** Problem to solve **
Each entry has to be copied exactly, with nothing missed.

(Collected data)
....

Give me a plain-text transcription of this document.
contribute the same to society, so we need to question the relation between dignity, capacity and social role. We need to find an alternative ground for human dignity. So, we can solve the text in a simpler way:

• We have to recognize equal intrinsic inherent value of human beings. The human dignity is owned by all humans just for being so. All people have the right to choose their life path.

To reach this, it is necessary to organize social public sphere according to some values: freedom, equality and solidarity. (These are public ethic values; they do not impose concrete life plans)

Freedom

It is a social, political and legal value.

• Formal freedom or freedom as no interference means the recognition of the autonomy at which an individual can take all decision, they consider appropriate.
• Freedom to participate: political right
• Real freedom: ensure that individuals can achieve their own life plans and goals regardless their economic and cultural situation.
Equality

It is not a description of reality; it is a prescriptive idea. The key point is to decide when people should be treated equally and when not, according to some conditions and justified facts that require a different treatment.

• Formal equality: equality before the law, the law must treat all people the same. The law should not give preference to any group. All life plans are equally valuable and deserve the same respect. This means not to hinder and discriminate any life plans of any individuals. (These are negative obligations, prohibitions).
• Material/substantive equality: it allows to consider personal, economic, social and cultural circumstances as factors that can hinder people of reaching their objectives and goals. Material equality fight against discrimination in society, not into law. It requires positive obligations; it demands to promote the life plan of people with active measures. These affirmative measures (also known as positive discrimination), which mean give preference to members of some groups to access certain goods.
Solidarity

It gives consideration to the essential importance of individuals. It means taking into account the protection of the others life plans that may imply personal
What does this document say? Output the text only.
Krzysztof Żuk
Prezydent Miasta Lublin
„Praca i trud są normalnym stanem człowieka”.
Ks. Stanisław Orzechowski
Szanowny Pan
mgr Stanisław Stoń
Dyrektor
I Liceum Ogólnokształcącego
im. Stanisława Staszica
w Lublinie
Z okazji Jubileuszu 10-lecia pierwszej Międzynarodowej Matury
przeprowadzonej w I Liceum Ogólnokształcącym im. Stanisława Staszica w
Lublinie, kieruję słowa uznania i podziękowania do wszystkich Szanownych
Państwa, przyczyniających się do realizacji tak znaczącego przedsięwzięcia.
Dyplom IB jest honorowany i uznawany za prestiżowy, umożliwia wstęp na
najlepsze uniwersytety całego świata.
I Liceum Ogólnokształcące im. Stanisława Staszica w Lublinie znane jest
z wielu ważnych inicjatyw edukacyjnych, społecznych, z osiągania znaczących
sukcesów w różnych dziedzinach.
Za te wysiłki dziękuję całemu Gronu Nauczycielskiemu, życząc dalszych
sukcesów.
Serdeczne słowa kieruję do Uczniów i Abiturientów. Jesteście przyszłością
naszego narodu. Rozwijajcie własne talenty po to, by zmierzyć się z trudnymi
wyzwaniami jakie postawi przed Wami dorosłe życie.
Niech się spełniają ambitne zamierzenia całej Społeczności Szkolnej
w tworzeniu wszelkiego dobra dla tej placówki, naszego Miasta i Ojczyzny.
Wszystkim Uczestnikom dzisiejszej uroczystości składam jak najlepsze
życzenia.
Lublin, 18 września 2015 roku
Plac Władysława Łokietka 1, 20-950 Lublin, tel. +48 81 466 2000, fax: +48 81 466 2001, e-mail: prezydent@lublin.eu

....

** Reply to the task **
Give me a plain-text transcription of this document.
contribute the same to society, so we need to question the relation between dignity, capacity and social role. We need to find an alternative ground for human dignity. So, we can solve the text in a simpler way:

• We have to recognize equal intrinsic inherent value of human beings. The human dignity is owned by all humans just for being so. All people have the right to choose their life path.

To reach this, it is necessary to organize social public sphere according to some values: freedom, equality and solidarity. (These are public ethic values; they do not impose concrete life plans)

Freedom

It is a social, political and legal value.

• Formal freedom or freedom as no interference means the recognition of the autonomy at which an individual can take all decision, they consider appropriate.
• Freedom to participate: political right
• Real freedom: ensure that individuals can achieve their own life plans and goals regardless their economic and cultural situation.
Equality

It is not a description of reality; it is a prescriptive idea. The key point is to decide when people should be treated equally and when not, according to some conditions and justified facts that require a different treatment.

• Formal equality: equality before the law, the law must treat all people the same. The law should not give preference to any group. All life plans are equally valuable and deserve the same respect. This means not to hinder and discriminate any life plans of any individuals. (These are negative obligations, prohibitions).
• Material/substantive equality: it allows to consider personal, economic, social and cultural circumstances as factors that can hinder people of reaching their objectives and goals. Material equality fight against discrimination in society, not into law. It requires positive obligations; it demands to promote the life plan of people with active measures. These affirmative measures (also known as positive discrimination), which mean give preference to members of some groups to access certain goods.
Solidarity

It gives consideration to the essential importance of individuals. It means taking into account the protection of the others life plans that may imply personal
What does this document say? Output the text only.
Krzysztof Żuk
Prezydent Miasta Lublin
„Praca i trud są normalnym stanem człowieka”.
Ks. Stanisław Orzechowski
Szanowny Pan
mgr Stanisław Stoń
Dyrektor
I Liceum Ogólnokształcącego
im. Stanisława Staszica
w Lublinie
Z okazji Jubileuszu 10-lecia pierwszej Międzynarodowej Matury
przeprowadzonej w I Liceum Ogólnokształcącym im. Stanisława Staszica w
Lublinie, kieruję słowa uznania i podziękowania do wszystkich Szanownych
Państwa, przyczyniających się do realizacji tak znaczącego przedsięwzięcia.
Dyplom IB jest honorowany i uznawany za prestiżowy, umożliwia wstęp na
najlepsze uniwersytety całego świata.
I Liceum Ogólnokształcące im. Stanisława Staszica w Lublinie znane jest
z wielu ważnych inicjatyw edukacyjnych, społecznych, z osiągania znaczących
sukcesów w różnych dziedzinach.
Za te wysiłki dziękuję całemu Gronu Nauczycielskiemu, życząc dalszych
sukcesów.
Serdeczne słowa kieruję do Uczniów i Abiturientów. Jesteście przyszłością
naszego narodu. Rozwijajcie własne talenty po to, by zmierzyć się z trudnymi
wyzwaniami jakie postawi przed Wami dorosłe życie.
Niech się spełniają ambitne zamierzenia całej Społeczności Szkolnej
w tworzeniu wszelkiego dobra dla tej placówki, naszego Miasta i Ojczyzny.
Wszystkim Uczestnikom dzisiejszej uroczystości składam jak najlepsze
życzenia.
Lublin, 18 września 2015 roku
Plac Władysława Łokietka 1, 20-950 Lublin, tel. +48 81 466 2000, fax: +48 81 466 2001, e-mail: prezydent@lublin.eu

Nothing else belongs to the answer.